ENTRIES SHOWN:
* Begin *
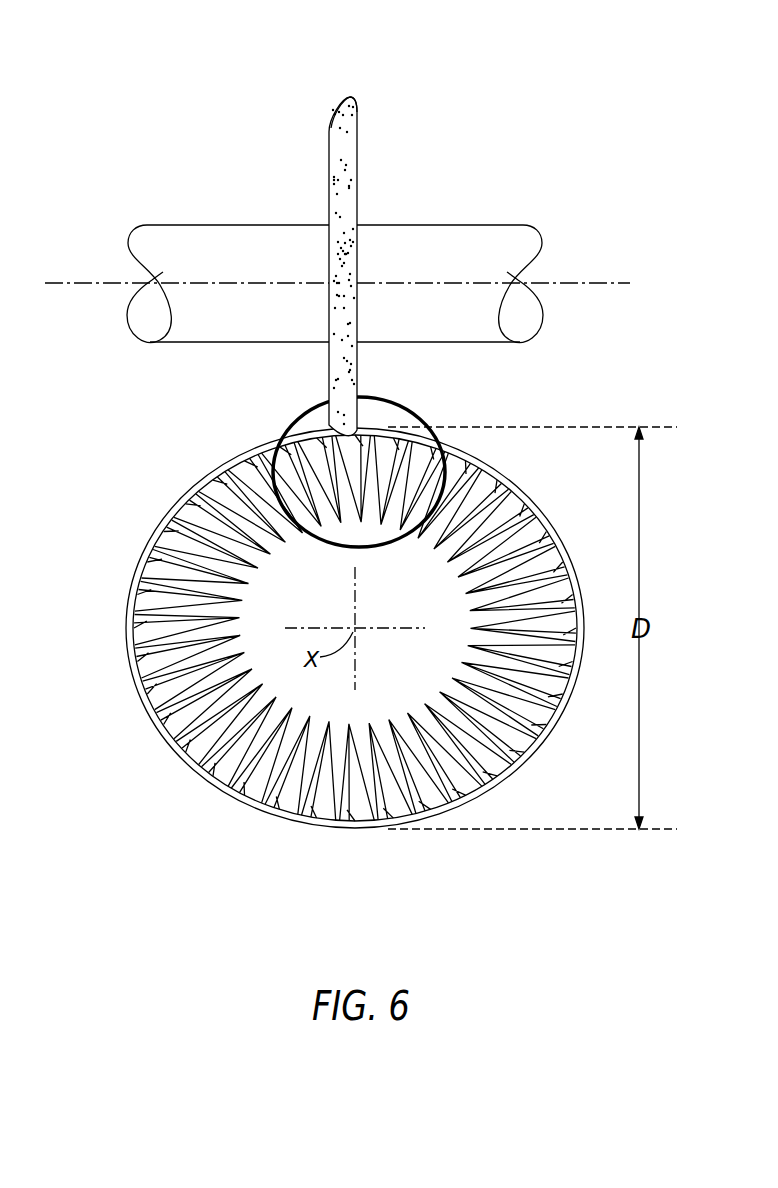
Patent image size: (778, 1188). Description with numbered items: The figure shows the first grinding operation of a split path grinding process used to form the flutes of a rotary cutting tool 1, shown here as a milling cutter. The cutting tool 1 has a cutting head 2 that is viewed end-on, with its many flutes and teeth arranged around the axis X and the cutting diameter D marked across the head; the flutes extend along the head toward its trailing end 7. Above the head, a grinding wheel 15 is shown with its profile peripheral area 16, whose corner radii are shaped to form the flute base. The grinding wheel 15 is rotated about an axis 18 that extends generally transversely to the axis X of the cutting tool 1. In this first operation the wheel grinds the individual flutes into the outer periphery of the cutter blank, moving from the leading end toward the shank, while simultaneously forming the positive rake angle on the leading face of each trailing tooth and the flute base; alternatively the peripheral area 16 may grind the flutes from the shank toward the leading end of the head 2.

The cutting tool 1 is at (231, 805).
The cutting head 2 is at (172, 574).
The trailing end 7 is at (418, 411).
The grinding wheel 15 is at (367, 163).
The profile peripheral area 16 is at (342, 110).
The axis 18 is at (604, 283).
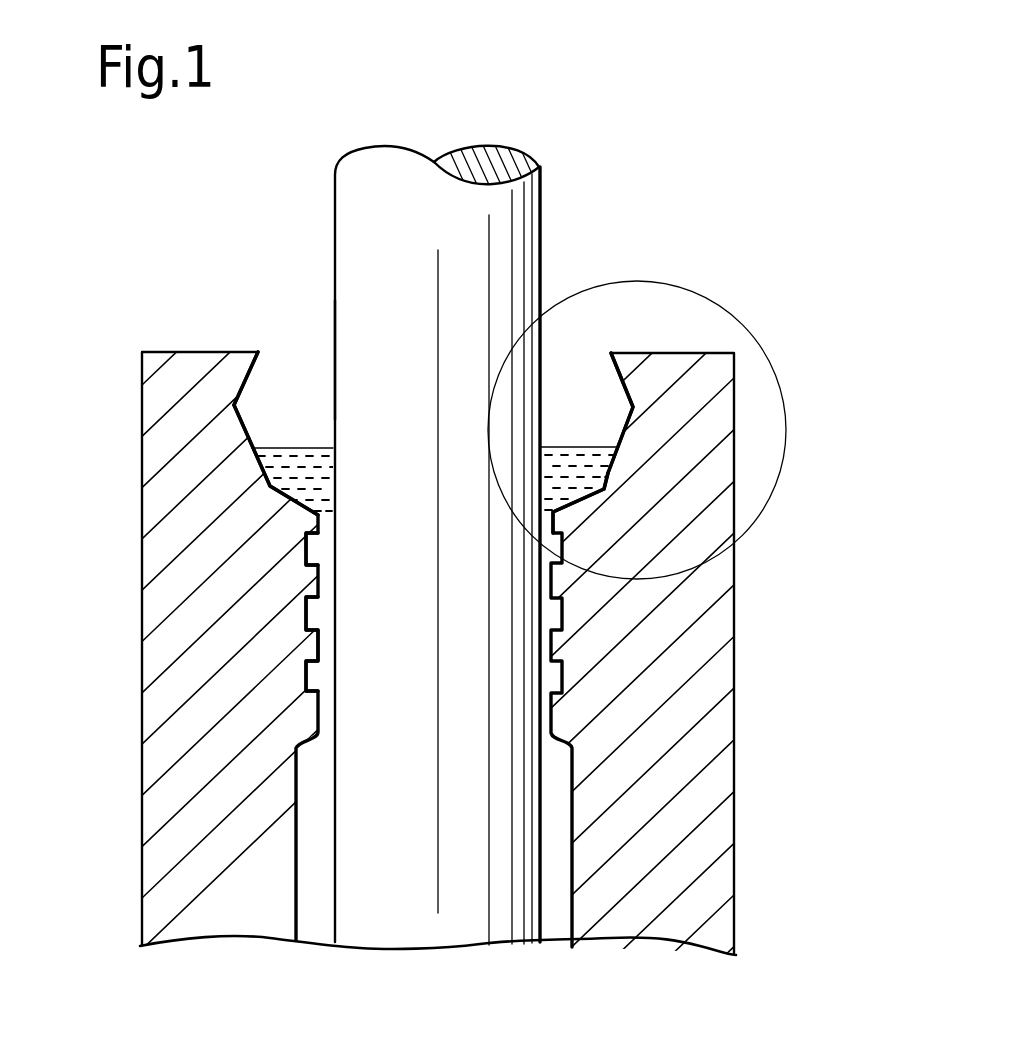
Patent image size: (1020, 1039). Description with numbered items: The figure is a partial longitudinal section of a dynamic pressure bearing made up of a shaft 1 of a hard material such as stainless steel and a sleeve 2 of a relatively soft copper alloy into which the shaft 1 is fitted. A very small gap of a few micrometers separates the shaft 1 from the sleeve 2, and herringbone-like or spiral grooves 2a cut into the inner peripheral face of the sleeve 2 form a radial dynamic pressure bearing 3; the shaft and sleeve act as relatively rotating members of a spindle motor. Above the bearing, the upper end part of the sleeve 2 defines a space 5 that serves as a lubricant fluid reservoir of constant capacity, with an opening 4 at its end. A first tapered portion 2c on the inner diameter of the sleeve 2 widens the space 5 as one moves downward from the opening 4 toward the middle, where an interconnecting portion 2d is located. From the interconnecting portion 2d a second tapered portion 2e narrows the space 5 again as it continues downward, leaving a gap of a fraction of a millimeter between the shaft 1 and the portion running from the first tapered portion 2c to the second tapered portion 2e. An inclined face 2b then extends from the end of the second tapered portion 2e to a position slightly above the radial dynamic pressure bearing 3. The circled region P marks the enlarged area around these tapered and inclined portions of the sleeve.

The shaft 1 is at (520, 218).
The sleeve 2 is at (686, 679).
The grooves 2a is at (305, 622).
The inclined face 2b is at (575, 487).
The first tapered portion 2c is at (248, 382).
The interconnecting portion 2d is at (633, 408).
The second tapered portion 2e is at (262, 486).
The radial dynamic pressure bearing 3 is at (320, 554).
The opening 4 is at (293, 360).
The space 5 is at (590, 427).
The enlarged portion P is at (762, 348).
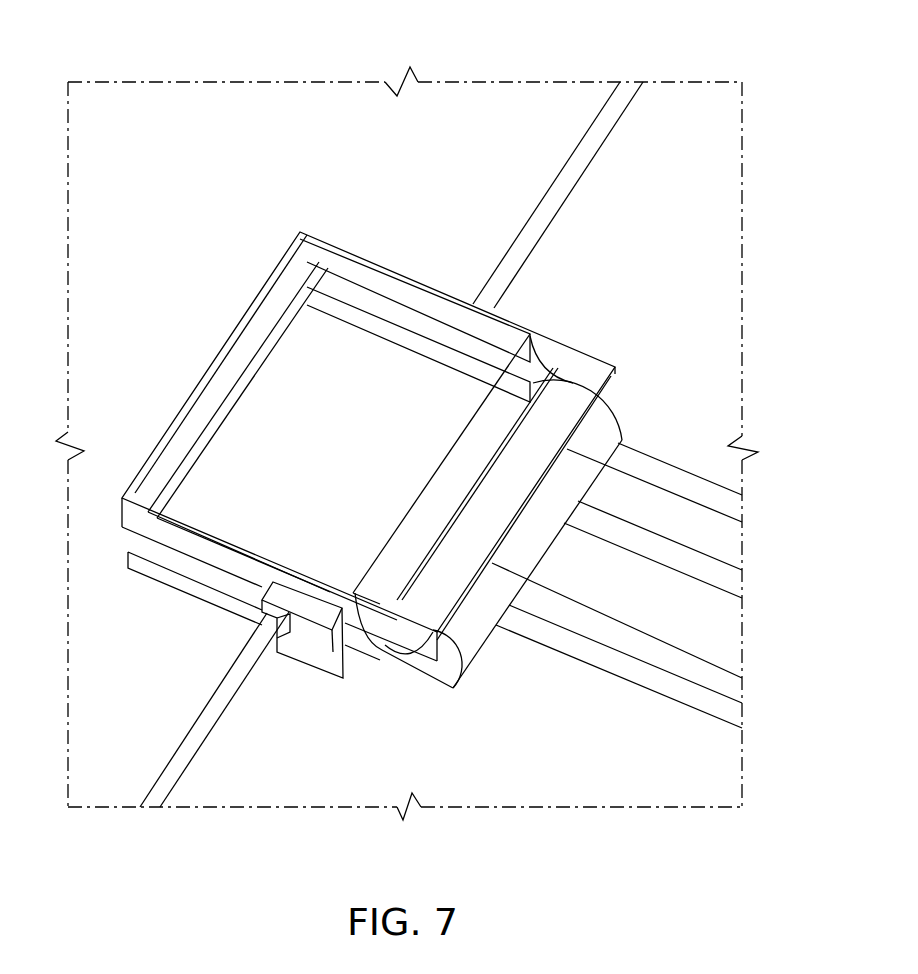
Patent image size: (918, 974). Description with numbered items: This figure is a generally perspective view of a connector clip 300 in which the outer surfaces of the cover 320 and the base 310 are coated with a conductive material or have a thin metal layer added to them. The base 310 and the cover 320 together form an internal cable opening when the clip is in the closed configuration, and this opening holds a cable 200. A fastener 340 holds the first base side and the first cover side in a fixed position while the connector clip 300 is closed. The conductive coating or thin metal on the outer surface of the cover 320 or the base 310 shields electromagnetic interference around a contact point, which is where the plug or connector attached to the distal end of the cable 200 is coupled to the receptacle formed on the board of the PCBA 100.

The PCBA 100 is at (524, 126).
The cable 200 is at (696, 556).
The connector clip 300 is at (372, 447).
The base 310 is at (228, 620).
The cover 320 is at (283, 398).
The fastener 340 is at (381, 664).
* End *
PROBLEM TO SOLVE: Output the text of all the records above exactly as it appears, leaving out the pictures.

RESULT OF THIS TASK:
Patent image size: (778, 1188). Description with numbered items: The figure shows the first grinding operation of a split path grinding process used to form the flutes of a rotary cutting tool 1, shown here as a milling cutter. The cutting tool 1 has a cutting head 2 that is viewed end-on, with its many flutes and teeth arranged around the axis X and the cutting diameter D marked across the head; the flutes extend along the head toward its trailing end 7. Above the head, a grinding wheel 15 is shown with its profile peripheral area 16, whose corner radii are shaped to form the flute base. The grinding wheel 15 is rotated about an axis 18 that extends generally transversely to the axis X of the cutting tool 1. In this first operation the wheel grinds the individual flutes into the outer periphery of the cutter blank, moving from the leading end toward the shank, while simultaneously forming the positive rake angle on the leading face of each trailing tooth and the flute base; alternatively the peripheral area 16 may grind the flutes from the shank toward the leading end of the head 2.

The cutting tool 1 is at (231, 805).
The cutting head 2 is at (172, 574).
The trailing end 7 is at (418, 411).
The grinding wheel 15 is at (367, 163).
The profile peripheral area 16 is at (342, 110).
The axis 18 is at (604, 283).
Patent image size: (1020, 1039). Description with numbered items: The figure is a partial longitudinal section of a dynamic pressure bearing made up of a shaft 1 of a hard material such as stainless steel and a sleeve 2 of a relatively soft copper alloy into which the shaft 1 is fitted. A very small gap of a few micrometers separates the shaft 1 from the sleeve 2, and herringbone-like or spiral grooves 2a cut into the inner peripheral face of the sleeve 2 form a radial dynamic pressure bearing 3; the shaft and sleeve act as relatively rotating members of a spindle motor. Above the bearing, the upper end part of the sleeve 2 defines a space 5 that serves as a lubricant fluid reservoir of constant capacity, with an opening 4 at its end. A first tapered portion 2c on the inner diameter of the sleeve 2 widens the space 5 as one moves downward from the opening 4 toward the middle, where an interconnecting portion 2d is located. From the interconnecting portion 2d a second tapered portion 2e narrows the space 5 again as it continues downward, leaving a gap of a fraction of a millimeter between the shaft 1 and the portion running from the first tapered portion 2c to the second tapered portion 2e. An inclined face 2b then extends from the end of the second tapered portion 2e to a position slightly above the radial dynamic pressure bearing 3. The circled region P marks the enlarged area around these tapered and inclined portions of the sleeve.

The shaft 1 is at (520, 218).
The sleeve 2 is at (686, 679).
The grooves 2a is at (305, 622).
The inclined face 2b is at (575, 487).
The first tapered portion 2c is at (248, 382).
The interconnecting portion 2d is at (633, 408).
The second tapered portion 2e is at (262, 486).
The radial dynamic pressure bearing 3 is at (320, 554).
The opening 4 is at (293, 360).
The space 5 is at (590, 427).
The enlarged portion P is at (762, 348).
Patent image size: (918, 974). Description with numbered items: This figure is a generally perspective view of a connector clip 300 in which the outer surfaces of the cover 320 and the base 310 are coated with a conductive material or have a thin metal layer added to them. The base 310 and the cover 320 together form an internal cable opening when the clip is in the closed configuration, and this opening holds a cable 200. A fastener 340 holds the first base side and the first cover side in a fixed position while the connector clip 300 is closed. The conductive coating or thin metal on the outer surface of the cover 320 or the base 310 shields electromagnetic interference around a contact point, which is where the plug or connector attached to the distal end of the cable 200 is coupled to the receptacle formed on the board of the PCBA 100.

The PCBA 100 is at (524, 126).
The cable 200 is at (696, 556).
The connector clip 300 is at (372, 447).
The base 310 is at (228, 620).
The cover 320 is at (283, 398).
The fastener 340 is at (381, 664).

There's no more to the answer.